▸ YOUR GOAL: Each line that holds the word "Range" should be returned.

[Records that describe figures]
- - - -

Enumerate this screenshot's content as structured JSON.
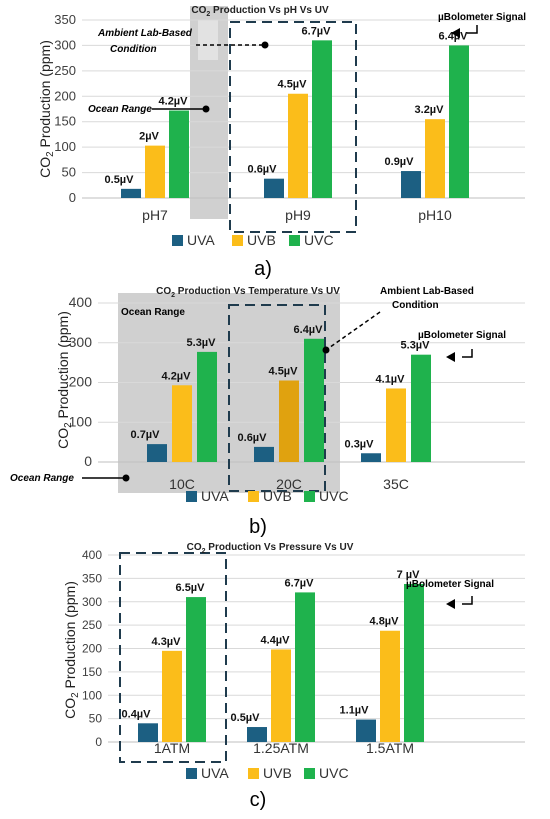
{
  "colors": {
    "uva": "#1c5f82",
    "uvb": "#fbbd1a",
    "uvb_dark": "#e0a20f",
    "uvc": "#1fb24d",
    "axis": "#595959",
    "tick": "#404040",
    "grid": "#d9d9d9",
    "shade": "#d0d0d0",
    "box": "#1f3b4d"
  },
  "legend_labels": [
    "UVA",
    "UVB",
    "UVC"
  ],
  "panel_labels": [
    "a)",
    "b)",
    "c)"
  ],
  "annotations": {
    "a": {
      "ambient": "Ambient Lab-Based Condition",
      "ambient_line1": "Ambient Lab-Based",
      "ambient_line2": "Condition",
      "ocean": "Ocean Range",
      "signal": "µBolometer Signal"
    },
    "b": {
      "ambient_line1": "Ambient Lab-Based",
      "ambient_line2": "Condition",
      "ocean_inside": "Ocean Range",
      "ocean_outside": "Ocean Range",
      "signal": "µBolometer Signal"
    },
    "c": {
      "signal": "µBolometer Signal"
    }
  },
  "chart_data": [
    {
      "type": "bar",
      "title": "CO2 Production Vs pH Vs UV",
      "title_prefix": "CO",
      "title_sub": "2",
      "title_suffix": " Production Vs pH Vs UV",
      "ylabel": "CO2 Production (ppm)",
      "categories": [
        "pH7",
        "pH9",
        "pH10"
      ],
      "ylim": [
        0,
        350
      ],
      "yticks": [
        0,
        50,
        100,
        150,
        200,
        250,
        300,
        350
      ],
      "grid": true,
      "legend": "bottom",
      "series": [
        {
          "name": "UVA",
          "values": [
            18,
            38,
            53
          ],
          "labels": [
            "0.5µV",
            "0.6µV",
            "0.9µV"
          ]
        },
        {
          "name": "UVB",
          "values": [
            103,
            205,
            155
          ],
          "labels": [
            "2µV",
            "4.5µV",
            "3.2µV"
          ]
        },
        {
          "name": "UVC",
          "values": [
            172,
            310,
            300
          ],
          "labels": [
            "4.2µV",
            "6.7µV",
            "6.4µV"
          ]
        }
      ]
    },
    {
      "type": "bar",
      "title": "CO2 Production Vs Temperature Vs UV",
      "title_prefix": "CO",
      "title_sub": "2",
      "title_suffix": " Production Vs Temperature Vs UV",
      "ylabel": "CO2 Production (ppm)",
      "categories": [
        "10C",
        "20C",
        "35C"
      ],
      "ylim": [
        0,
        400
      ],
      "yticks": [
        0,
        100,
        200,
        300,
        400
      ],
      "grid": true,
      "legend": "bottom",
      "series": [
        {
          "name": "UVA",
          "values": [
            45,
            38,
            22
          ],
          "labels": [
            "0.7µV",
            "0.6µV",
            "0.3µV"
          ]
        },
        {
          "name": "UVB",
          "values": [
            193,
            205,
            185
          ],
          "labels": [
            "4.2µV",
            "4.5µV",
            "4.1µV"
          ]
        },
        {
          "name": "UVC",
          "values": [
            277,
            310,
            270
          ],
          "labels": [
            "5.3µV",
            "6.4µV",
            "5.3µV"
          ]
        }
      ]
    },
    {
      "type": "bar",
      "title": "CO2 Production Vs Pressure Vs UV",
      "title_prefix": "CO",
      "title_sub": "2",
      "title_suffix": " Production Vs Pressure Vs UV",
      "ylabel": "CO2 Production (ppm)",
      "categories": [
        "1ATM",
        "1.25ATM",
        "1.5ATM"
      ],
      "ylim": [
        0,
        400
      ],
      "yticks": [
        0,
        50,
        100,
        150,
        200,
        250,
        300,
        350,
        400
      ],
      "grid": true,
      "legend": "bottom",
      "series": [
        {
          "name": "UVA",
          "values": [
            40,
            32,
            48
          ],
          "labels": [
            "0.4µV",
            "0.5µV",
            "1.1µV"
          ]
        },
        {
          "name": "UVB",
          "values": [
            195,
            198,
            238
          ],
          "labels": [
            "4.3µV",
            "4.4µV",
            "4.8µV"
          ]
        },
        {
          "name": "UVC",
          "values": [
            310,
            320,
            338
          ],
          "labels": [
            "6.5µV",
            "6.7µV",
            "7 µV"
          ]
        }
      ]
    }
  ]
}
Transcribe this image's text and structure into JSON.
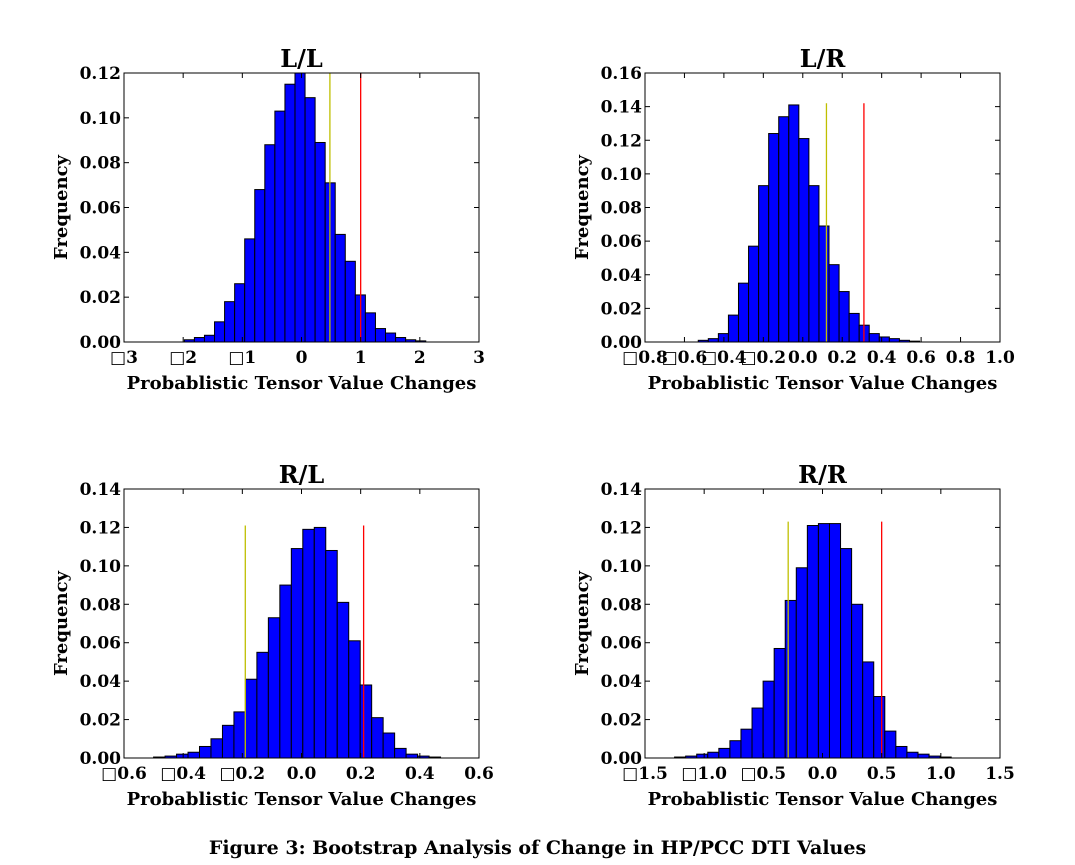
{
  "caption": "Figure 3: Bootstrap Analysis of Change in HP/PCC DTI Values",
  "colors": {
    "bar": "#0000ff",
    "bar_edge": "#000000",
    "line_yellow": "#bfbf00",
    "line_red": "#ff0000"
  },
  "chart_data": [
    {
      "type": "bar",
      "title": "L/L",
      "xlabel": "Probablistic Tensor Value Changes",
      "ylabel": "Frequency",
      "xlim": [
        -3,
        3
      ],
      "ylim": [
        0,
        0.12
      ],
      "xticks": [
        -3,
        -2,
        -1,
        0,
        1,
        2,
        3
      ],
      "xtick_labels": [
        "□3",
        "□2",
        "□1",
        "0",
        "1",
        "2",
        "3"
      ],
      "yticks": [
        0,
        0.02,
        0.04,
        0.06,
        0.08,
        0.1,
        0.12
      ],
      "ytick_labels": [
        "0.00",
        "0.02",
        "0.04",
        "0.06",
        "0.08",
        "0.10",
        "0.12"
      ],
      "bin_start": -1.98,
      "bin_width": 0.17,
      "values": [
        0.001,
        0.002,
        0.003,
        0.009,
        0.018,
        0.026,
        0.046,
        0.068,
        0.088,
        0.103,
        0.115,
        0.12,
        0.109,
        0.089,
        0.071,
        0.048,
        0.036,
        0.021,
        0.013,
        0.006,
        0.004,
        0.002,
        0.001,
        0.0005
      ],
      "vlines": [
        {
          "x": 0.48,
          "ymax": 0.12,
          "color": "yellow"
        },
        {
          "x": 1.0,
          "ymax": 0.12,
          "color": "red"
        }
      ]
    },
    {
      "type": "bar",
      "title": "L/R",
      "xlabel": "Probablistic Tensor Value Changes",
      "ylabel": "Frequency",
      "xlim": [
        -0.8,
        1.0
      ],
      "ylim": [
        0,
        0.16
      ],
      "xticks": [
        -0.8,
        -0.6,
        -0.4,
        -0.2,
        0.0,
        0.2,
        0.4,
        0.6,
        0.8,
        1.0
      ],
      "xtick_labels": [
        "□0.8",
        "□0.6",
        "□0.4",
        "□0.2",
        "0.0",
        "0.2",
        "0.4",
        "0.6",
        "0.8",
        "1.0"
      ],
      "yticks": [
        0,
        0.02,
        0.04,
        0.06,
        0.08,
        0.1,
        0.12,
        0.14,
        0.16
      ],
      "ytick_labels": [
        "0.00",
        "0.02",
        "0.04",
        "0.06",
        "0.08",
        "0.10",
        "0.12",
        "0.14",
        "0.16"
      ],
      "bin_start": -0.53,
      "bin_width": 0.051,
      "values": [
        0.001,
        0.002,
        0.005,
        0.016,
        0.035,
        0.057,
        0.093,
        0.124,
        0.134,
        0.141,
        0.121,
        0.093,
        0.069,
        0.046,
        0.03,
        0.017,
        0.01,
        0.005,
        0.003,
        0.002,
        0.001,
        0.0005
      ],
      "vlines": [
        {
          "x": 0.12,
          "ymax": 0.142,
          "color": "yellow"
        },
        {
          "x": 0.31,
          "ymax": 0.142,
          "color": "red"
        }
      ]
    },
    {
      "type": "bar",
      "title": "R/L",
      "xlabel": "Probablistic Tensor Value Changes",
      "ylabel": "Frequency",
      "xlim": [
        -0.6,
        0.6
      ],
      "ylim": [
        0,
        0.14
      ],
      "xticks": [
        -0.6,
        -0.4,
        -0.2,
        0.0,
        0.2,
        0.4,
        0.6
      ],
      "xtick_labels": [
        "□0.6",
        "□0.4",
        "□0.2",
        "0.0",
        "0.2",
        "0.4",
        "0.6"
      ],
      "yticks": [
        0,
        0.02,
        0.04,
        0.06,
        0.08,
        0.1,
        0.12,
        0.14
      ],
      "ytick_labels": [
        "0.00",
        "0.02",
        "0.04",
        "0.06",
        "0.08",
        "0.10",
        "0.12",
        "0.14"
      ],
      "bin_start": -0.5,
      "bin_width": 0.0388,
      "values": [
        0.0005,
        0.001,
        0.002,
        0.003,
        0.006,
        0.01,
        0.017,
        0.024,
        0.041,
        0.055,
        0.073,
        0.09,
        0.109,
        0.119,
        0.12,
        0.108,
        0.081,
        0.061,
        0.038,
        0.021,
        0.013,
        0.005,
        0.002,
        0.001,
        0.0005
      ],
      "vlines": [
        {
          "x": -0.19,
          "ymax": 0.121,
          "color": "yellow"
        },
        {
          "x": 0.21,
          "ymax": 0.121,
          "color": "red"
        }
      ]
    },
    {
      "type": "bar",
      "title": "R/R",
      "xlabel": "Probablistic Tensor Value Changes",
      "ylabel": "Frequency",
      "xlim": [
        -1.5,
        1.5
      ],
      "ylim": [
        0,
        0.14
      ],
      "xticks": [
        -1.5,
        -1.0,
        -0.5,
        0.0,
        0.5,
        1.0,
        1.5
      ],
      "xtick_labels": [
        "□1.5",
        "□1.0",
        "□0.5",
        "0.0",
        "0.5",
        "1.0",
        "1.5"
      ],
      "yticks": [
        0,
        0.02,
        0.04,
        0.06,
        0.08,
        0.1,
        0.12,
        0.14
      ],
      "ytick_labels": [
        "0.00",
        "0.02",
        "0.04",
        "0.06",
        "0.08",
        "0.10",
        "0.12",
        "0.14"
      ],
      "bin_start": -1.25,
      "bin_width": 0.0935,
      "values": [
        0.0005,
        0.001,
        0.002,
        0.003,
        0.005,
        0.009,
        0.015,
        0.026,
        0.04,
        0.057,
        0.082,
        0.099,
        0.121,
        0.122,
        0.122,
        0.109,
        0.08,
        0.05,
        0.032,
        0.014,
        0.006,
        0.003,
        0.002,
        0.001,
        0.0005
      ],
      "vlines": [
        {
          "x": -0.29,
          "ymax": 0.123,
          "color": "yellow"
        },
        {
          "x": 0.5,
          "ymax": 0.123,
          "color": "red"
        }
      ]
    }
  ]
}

- - - -

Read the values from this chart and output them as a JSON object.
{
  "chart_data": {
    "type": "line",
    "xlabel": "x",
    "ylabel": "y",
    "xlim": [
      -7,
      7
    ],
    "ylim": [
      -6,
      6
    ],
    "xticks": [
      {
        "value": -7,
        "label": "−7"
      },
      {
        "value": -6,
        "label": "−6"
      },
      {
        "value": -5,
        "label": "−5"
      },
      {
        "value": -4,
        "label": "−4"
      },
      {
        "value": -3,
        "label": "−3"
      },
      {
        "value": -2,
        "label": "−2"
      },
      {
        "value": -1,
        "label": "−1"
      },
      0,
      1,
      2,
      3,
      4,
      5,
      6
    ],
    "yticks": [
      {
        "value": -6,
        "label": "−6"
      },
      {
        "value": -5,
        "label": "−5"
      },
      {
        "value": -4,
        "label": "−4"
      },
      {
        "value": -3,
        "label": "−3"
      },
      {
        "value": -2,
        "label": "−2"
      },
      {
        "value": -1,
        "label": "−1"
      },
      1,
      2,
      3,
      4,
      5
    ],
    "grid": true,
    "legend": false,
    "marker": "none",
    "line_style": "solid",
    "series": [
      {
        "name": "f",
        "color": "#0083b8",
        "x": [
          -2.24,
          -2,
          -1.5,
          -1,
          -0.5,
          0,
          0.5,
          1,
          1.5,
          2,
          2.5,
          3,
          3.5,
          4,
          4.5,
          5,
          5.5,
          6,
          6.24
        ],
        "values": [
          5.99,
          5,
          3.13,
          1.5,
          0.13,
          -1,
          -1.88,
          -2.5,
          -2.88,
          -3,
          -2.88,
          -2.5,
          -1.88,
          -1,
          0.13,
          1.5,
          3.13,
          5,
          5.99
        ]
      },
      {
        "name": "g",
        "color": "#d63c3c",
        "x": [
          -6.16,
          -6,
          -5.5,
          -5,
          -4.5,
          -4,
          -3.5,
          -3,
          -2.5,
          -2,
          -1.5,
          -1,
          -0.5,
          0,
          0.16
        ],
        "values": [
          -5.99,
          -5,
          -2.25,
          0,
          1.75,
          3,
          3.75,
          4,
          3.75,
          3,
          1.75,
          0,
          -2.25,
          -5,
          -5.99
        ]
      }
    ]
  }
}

- - - -

▸ FULL OUTPUT:
      "ocean": "Ocean Range",
      "ocean_inside": "Ocean Range",
      "ocean_outside": "Ocean Range",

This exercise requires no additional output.